* [RECORDS]:

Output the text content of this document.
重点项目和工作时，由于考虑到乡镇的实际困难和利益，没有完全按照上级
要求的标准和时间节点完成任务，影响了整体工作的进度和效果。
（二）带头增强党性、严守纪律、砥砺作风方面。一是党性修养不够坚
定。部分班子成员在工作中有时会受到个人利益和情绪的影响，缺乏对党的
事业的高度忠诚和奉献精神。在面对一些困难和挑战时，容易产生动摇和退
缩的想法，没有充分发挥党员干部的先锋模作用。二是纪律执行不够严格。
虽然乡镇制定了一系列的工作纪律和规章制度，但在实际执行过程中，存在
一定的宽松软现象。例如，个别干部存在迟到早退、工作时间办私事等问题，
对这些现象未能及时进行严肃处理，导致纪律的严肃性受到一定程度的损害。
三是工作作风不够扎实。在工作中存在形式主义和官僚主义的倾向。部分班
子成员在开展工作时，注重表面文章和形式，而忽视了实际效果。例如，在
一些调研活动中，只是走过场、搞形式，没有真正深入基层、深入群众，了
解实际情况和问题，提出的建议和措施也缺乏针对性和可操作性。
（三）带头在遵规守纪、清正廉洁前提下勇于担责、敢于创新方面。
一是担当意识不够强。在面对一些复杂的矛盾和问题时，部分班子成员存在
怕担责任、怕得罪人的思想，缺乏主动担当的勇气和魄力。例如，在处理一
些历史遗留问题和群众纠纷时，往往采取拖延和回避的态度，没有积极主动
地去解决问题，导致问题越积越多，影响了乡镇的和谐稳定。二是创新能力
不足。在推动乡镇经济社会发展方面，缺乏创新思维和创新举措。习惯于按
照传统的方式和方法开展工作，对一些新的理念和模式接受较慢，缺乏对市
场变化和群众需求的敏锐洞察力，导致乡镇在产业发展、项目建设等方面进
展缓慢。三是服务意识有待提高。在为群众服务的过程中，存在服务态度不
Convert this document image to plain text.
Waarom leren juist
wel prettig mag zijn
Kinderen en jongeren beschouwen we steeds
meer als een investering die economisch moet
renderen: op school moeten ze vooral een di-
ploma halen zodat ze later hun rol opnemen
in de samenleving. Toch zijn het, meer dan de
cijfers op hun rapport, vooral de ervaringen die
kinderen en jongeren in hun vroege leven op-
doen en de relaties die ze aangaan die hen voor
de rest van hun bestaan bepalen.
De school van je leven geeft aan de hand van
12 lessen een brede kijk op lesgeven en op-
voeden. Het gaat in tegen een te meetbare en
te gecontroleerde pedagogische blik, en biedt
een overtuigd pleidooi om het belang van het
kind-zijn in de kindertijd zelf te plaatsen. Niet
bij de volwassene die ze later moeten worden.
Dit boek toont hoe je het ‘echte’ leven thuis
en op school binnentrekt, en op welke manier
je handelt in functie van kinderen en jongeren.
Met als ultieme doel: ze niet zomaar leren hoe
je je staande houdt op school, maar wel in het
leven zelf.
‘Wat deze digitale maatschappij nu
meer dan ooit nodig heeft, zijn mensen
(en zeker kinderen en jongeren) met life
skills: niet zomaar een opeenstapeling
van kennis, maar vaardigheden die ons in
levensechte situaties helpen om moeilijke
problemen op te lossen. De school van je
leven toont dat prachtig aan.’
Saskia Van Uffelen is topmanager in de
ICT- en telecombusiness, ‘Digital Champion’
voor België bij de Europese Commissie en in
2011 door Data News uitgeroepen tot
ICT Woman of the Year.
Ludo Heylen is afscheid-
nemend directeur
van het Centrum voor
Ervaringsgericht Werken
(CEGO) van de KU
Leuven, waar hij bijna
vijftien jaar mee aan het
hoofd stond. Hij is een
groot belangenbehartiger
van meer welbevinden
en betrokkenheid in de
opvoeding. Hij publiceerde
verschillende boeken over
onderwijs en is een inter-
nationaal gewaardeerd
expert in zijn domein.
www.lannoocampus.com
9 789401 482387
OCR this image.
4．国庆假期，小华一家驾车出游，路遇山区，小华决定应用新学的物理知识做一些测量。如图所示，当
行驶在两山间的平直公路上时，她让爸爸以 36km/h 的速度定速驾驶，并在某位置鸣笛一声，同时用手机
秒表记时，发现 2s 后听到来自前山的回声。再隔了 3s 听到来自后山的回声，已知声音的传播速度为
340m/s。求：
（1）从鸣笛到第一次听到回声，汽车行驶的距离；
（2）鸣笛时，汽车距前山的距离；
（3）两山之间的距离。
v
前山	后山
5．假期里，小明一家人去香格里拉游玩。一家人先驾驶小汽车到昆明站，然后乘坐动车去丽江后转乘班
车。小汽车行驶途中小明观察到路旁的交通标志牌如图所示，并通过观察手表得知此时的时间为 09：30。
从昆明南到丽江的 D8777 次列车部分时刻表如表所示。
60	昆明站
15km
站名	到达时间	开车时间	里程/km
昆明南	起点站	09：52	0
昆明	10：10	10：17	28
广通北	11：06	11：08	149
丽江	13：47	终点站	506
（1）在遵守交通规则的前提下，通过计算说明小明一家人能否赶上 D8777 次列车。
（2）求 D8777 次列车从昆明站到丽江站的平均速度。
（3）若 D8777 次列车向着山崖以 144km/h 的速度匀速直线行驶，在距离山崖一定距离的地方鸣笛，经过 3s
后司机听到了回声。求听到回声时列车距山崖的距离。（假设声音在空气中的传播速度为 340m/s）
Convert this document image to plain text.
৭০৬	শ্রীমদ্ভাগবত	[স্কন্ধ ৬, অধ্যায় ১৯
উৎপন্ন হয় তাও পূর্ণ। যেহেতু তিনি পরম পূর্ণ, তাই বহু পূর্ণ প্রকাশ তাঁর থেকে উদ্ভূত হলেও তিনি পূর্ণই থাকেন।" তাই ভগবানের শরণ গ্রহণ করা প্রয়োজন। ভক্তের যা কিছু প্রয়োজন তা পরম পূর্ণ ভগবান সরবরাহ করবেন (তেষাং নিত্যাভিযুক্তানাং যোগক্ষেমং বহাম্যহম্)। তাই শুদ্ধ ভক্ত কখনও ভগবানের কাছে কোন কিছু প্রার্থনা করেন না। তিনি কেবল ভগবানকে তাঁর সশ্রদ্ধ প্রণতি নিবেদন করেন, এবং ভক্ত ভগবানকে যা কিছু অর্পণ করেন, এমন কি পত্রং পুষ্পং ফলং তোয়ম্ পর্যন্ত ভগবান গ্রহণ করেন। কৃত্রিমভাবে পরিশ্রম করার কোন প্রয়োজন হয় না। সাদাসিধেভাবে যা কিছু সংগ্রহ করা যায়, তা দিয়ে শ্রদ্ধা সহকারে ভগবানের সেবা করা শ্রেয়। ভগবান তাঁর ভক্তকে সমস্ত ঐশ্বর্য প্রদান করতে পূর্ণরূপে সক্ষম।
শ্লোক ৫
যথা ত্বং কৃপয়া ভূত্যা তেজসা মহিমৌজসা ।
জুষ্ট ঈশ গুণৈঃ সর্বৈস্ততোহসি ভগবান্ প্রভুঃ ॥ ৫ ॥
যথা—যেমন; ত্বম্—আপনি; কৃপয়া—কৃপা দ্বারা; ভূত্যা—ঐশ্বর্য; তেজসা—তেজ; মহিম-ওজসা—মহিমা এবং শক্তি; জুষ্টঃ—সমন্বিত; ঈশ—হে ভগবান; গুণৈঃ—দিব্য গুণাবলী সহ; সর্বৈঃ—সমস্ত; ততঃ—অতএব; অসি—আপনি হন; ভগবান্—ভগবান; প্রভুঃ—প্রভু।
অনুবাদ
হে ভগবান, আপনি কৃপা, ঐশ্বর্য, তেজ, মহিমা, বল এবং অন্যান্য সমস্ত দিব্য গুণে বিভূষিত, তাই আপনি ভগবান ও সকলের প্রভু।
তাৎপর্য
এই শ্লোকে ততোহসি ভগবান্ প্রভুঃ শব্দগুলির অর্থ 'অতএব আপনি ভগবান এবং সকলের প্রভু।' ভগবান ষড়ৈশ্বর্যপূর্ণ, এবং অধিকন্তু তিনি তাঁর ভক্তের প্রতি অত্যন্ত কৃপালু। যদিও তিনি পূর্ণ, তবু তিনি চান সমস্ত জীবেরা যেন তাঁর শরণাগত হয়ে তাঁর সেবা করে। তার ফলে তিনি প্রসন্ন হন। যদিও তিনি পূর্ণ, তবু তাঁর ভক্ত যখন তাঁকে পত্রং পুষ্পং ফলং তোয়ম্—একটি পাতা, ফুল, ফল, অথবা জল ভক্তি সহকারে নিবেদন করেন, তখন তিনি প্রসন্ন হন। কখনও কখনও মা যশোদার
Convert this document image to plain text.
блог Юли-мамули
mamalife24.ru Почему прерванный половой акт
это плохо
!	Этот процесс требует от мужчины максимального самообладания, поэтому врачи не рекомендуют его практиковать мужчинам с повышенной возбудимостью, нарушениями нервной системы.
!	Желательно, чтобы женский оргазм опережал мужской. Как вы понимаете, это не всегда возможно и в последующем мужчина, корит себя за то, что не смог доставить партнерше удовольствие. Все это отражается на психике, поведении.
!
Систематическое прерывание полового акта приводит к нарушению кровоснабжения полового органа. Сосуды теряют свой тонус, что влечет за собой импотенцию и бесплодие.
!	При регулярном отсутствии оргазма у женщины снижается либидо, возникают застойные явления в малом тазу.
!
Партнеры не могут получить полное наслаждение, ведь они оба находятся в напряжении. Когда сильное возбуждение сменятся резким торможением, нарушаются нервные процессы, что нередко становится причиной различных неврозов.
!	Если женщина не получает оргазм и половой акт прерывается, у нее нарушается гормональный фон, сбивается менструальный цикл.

* [TASK]: Look through the data and show every line containing "zomaar".

* [ANSWER TO THIS PROBLEM]:
Met als ultieme doel: ze niet zomaar leren hoe
skills: niet zomaar een opeenstapeling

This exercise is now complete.